§ PROVIDED DATA

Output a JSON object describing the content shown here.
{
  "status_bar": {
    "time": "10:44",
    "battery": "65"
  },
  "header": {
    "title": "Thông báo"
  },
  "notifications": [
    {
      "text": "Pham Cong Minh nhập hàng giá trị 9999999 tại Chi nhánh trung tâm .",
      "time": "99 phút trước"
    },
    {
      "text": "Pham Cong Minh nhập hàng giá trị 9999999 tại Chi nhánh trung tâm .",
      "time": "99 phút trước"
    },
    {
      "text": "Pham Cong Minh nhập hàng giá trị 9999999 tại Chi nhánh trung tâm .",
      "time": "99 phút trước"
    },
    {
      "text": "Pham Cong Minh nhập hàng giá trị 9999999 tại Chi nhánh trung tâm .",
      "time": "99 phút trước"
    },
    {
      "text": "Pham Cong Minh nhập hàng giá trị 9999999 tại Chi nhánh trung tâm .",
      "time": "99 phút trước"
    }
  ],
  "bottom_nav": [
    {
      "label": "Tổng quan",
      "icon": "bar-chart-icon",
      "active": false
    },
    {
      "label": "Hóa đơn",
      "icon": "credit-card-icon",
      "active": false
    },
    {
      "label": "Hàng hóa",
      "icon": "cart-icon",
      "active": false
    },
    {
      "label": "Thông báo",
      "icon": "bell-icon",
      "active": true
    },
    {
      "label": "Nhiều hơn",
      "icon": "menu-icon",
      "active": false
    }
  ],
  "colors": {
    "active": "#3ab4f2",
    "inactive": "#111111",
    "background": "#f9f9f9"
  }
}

§ STATED EXERCISE
Reproduce the complete data exactly as presented above.

§ FINISHED ANSWER
Output a JSON object describing the content shown here.
{
  "status_bar": {
    "time": "10:44",
    "battery": "65"
  },
  "header": {
    "title": "Thông báo"
  },
  "notifications": [
    {
      "text": "Pham Cong Minh nhập hàng giá trị 9999999 tại Chi nhánh trung tâm .",
      "time": "99 phút trước"
    },
    {
      "text": "Pham Cong Minh nhập hàng giá trị 9999999 tại Chi nhánh trung tâm .",
      "time": "99 phút trước"
    },
    {
      "text": "Pham Cong Minh nhập hàng giá trị 9999999 tại Chi nhánh trung tâm .",
      "time": "99 phút trước"
    },
    {
      "text": "Pham Cong Minh nhập hàng giá trị 9999999 tại Chi nhánh trung tâm .",
      "time": "99 phút trước"
    },
    {
      "text": "Pham Cong Minh nhập hàng giá trị 9999999 tại Chi nhánh trung tâm .",
      "time": "99 phút trước"
    }
  ],
  "bottom_nav": [
    {
      "label": "Tổng quan",
      "icon": "bar-chart-icon",
      "active": false
    },
    {
      "label": "Hóa đơn",
      "icon": "credit-card-icon",
      "active": false
    },
    {
      "label": "Hàng hóa",
      "icon": "cart-icon",
      "active": false
    },
    {
      "label": "Thông báo",
      "icon": "bell-icon",
      "active": true
    },
    {
      "label": "Nhiều hơn",
      "icon": "menu-icon",
      "active": false
    }
  ],
  "colors": {
    "active": "#3ab4f2",
    "inactive": "#111111",
    "background": "#f9f9f9"
  }
}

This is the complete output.